Records
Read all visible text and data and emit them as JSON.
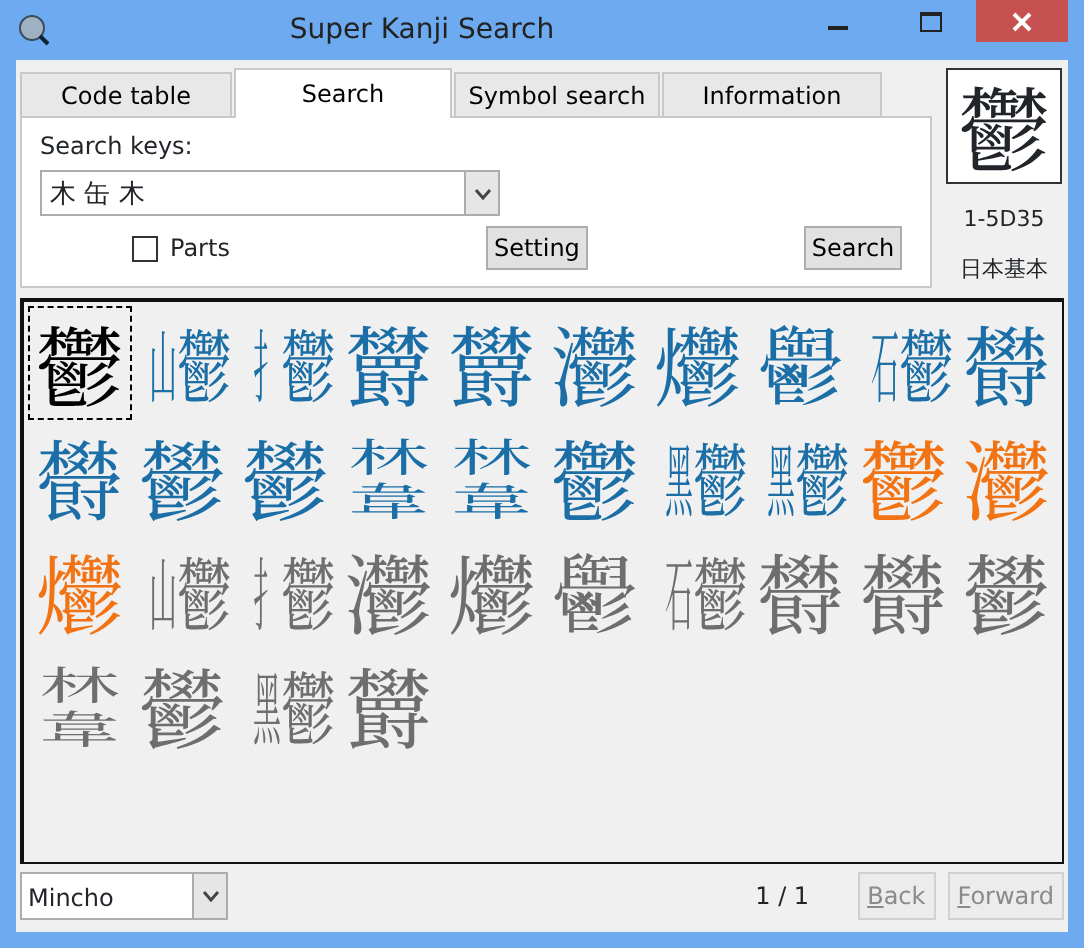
{
  "window": {
    "title": "Super Kanji Search"
  },
  "tabs": [
    {
      "label": "Code table",
      "selected": false
    },
    {
      "label": "Search",
      "selected": true
    },
    {
      "label": "Symbol search",
      "selected": false
    },
    {
      "label": "Information",
      "selected": false
    }
  ],
  "search": {
    "label": "Search keys:",
    "value": "木 缶 木",
    "parts_label": "Parts",
    "parts_checked": false,
    "setting_button": "Setting",
    "search_button": "Search"
  },
  "preview": {
    "kanji": "鬱",
    "code": "1-5D35",
    "set": "日本基本"
  },
  "results": [
    {
      "kind": "char",
      "kanji": "鬱",
      "color": "#000000",
      "selected": true
    },
    {
      "kind": "side",
      "parts": [
        "山",
        "鬱"
      ],
      "color": "#1b6ea6",
      "selected": false
    },
    {
      "kind": "side",
      "parts": [
        "扌",
        "鬱"
      ],
      "color": "#1b6ea6",
      "selected": false
    },
    {
      "kind": "char",
      "kanji": "欝",
      "color": "#1b6ea6",
      "selected": false
    },
    {
      "kind": "char",
      "kanji": "欝",
      "color": "#1b6ea6",
      "selected": false
    },
    {
      "kind": "char",
      "kanji": "灪",
      "color": "#1b6ea6",
      "selected": false
    },
    {
      "kind": "char",
      "kanji": "爩",
      "color": "#1b6ea6",
      "selected": false
    },
    {
      "kind": "char",
      "kanji": "𩰪",
      "color": "#1b6ea6",
      "selected": false
    },
    {
      "kind": "side",
      "parts": [
        "石",
        "鬱"
      ],
      "color": "#1b6ea6",
      "selected": false
    },
    {
      "kind": "char",
      "kanji": "欎",
      "color": "#1b6ea6",
      "selected": false
    },
    {
      "kind": "char",
      "kanji": "欎",
      "color": "#1b6ea6",
      "selected": false
    },
    {
      "kind": "char",
      "kanji": "鬰",
      "color": "#1b6ea6",
      "selected": false
    },
    {
      "kind": "char",
      "kanji": "鬰",
      "color": "#1b6ea6",
      "selected": false
    },
    {
      "kind": "stack",
      "parts": [
        "林",
        "韋"
      ],
      "color": "#1b6ea6",
      "selected": false
    },
    {
      "kind": "stack",
      "parts": [
        "林",
        "韋"
      ],
      "color": "#1b6ea6",
      "selected": false
    },
    {
      "kind": "char",
      "kanji": "鬱",
      "color": "#1b6ea6",
      "selected": false
    },
    {
      "kind": "side",
      "parts": [
        "黑",
        "鬱"
      ],
      "color": "#1b6ea6",
      "selected": false
    },
    {
      "kind": "side",
      "parts": [
        "黑",
        "鬱"
      ],
      "color": "#1b6ea6",
      "selected": false
    },
    {
      "kind": "char",
      "kanji": "鬱",
      "color": "#f27313",
      "selected": false
    },
    {
      "kind": "char",
      "kanji": "灪",
      "color": "#f27313",
      "selected": false
    },
    {
      "kind": "char",
      "kanji": "爩",
      "color": "#f27313",
      "selected": false
    },
    {
      "kind": "side",
      "parts": [
        "山",
        "鬱"
      ],
      "color": "#6e6e6e",
      "selected": false
    },
    {
      "kind": "side",
      "parts": [
        "扌",
        "鬱"
      ],
      "color": "#6e6e6e",
      "selected": false
    },
    {
      "kind": "char",
      "kanji": "灪",
      "color": "#6e6e6e",
      "selected": false
    },
    {
      "kind": "char",
      "kanji": "爩",
      "color": "#6e6e6e",
      "selected": false
    },
    {
      "kind": "char",
      "kanji": "𩰪",
      "color": "#6e6e6e",
      "selected": false
    },
    {
      "kind": "side",
      "parts": [
        "石",
        "鬱"
      ],
      "color": "#6e6e6e",
      "selected": false
    },
    {
      "kind": "char",
      "kanji": "欎",
      "color": "#6e6e6e",
      "selected": false
    },
    {
      "kind": "char",
      "kanji": "欎",
      "color": "#6e6e6e",
      "selected": false
    },
    {
      "kind": "char",
      "kanji": "鬰",
      "color": "#6e6e6e",
      "selected": false
    },
    {
      "kind": "stack",
      "parts": [
        "林",
        "韋"
      ],
      "color": "#6e6e6e",
      "selected": false
    },
    {
      "kind": "char",
      "kanji": "鬰",
      "color": "#6e6e6e",
      "selected": false
    },
    {
      "kind": "side",
      "parts": [
        "黑",
        "鬱"
      ],
      "color": "#6e6e6e",
      "selected": false
    },
    {
      "kind": "char",
      "kanji": "欝",
      "color": "#6e6e6e",
      "selected": false
    }
  ],
  "footer": {
    "font": "Mincho",
    "page": "1 / 1",
    "back_button": "Back",
    "back_disabled": true,
    "forward_button": "Forward",
    "forward_disabled": true
  }
}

**Task details:** Generate a word-for-word copy of the preceding records, excluding all pictures.

**Expected answer:**
Read all visible text and data and emit them as JSON.
{
  "window": {
    "title": "Super Kanji Search"
  },
  "tabs": [
    {
      "label": "Code table",
      "selected": false
    },
    {
      "label": "Search",
      "selected": true
    },
    {
      "label": "Symbol search",
      "selected": false
    },
    {
      "label": "Information",
      "selected": false
    }
  ],
  "search": {
    "label": "Search keys:",
    "value": "木 缶 木",
    "parts_label": "Parts",
    "parts_checked": false,
    "setting_button": "Setting",
    "search_button": "Search"
  },
  "preview": {
    "kanji": "鬱",
    "code": "1-5D35",
    "set": "日本基本"
  },
  "results": [
    {
      "kind": "char",
      "kanji": "鬱",
      "color": "#000000",
      "selected": true
    },
    {
      "kind": "side",
      "parts": [
        "山",
        "鬱"
      ],
      "color": "#1b6ea6",
      "selected": false
    },
    {
      "kind": "side",
      "parts": [
        "扌",
        "鬱"
      ],
      "color": "#1b6ea6",
      "selected": false
    },
    {
      "kind": "char",
      "kanji": "欝",
      "color": "#1b6ea6",
      "selected": false
    },
    {
      "kind": "char",
      "kanji": "欝",
      "color": "#1b6ea6",
      "selected": false
    },
    {
      "kind": "char",
      "kanji": "灪",
      "color": "#1b6ea6",
      "selected": false
    },
    {
      "kind": "char",
      "kanji": "爩",
      "color": "#1b6ea6",
      "selected": false
    },
    {
      "kind": "char",
      "kanji": "𩰪",
      "color": "#1b6ea6",
      "selected": false
    },
    {
      "kind": "side",
      "parts": [
        "石",
        "鬱"
      ],
      "color": "#1b6ea6",
      "selected": false
    },
    {
      "kind": "char",
      "kanji": "欎",
      "color": "#1b6ea6",
      "selected": false
    },
    {
      "kind": "char",
      "kanji": "欎",
      "color": "#1b6ea6",
      "selected": false
    },
    {
      "kind": "char",
      "kanji": "鬰",
      "color": "#1b6ea6",
      "selected": false
    },
    {
      "kind": "char",
      "kanji": "鬰",
      "color": "#1b6ea6",
      "selected": false
    },
    {
      "kind": "stack",
      "parts": [
        "林",
        "韋"
      ],
      "color": "#1b6ea6",
      "selected": false
    },
    {
      "kind": "stack",
      "parts": [
        "林",
        "韋"
      ],
      "color": "#1b6ea6",
      "selected": false
    },
    {
      "kind": "char",
      "kanji": "鬱",
      "color": "#1b6ea6",
      "selected": false
    },
    {
      "kind": "side",
      "parts": [
        "黑",
        "鬱"
      ],
      "color": "#1b6ea6",
      "selected": false
    },
    {
      "kind": "side",
      "parts": [
        "黑",
        "鬱"
      ],
      "color": "#1b6ea6",
      "selected": false
    },
    {
      "kind": "char",
      "kanji": "鬱",
      "color": "#f27313",
      "selected": false
    },
    {
      "kind": "char",
      "kanji": "灪",
      "color": "#f27313",
      "selected": false
    },
    {
      "kind": "char",
      "kanji": "爩",
      "color": "#f27313",
      "selected": false
    },
    {
      "kind": "side",
      "parts": [
        "山",
        "鬱"
      ],
      "color": "#6e6e6e",
      "selected": false
    },
    {
      "kind": "side",
      "parts": [
        "扌",
        "鬱"
      ],
      "color": "#6e6e6e",
      "selected": false
    },
    {
      "kind": "char",
      "kanji": "灪",
      "color": "#6e6e6e",
      "selected": false
    },
    {
      "kind": "char",
      "kanji": "爩",
      "color": "#6e6e6e",
      "selected": false
    },
    {
      "kind": "char",
      "kanji": "𩰪",
      "color": "#6e6e6e",
      "selected": false
    },
    {
      "kind": "side",
      "parts": [
        "石",
        "鬱"
      ],
      "color": "#6e6e6e",
      "selected": false
    },
    {
      "kind": "char",
      "kanji": "欎",
      "color": "#6e6e6e",
      "selected": false
    },
    {
      "kind": "char",
      "kanji": "欎",
      "color": "#6e6e6e",
      "selected": false
    },
    {
      "kind": "char",
      "kanji": "鬰",
      "color": "#6e6e6e",
      "selected": false
    },
    {
      "kind": "stack",
      "parts": [
        "林",
        "韋"
      ],
      "color": "#6e6e6e",
      "selected": false
    },
    {
      "kind": "char",
      "kanji": "鬰",
      "color": "#6e6e6e",
      "selected": false
    },
    {
      "kind": "side",
      "parts": [
        "黑",
        "鬱"
      ],
      "color": "#6e6e6e",
      "selected": false
    },
    {
      "kind": "char",
      "kanji": "欝",
      "color": "#6e6e6e",
      "selected": false
    }
  ],
  "footer": {
    "font": "Mincho",
    "page": "1 / 1",
    "back_button": "Back",
    "back_disabled": true,
    "forward_button": "Forward",
    "forward_disabled": true
  }
}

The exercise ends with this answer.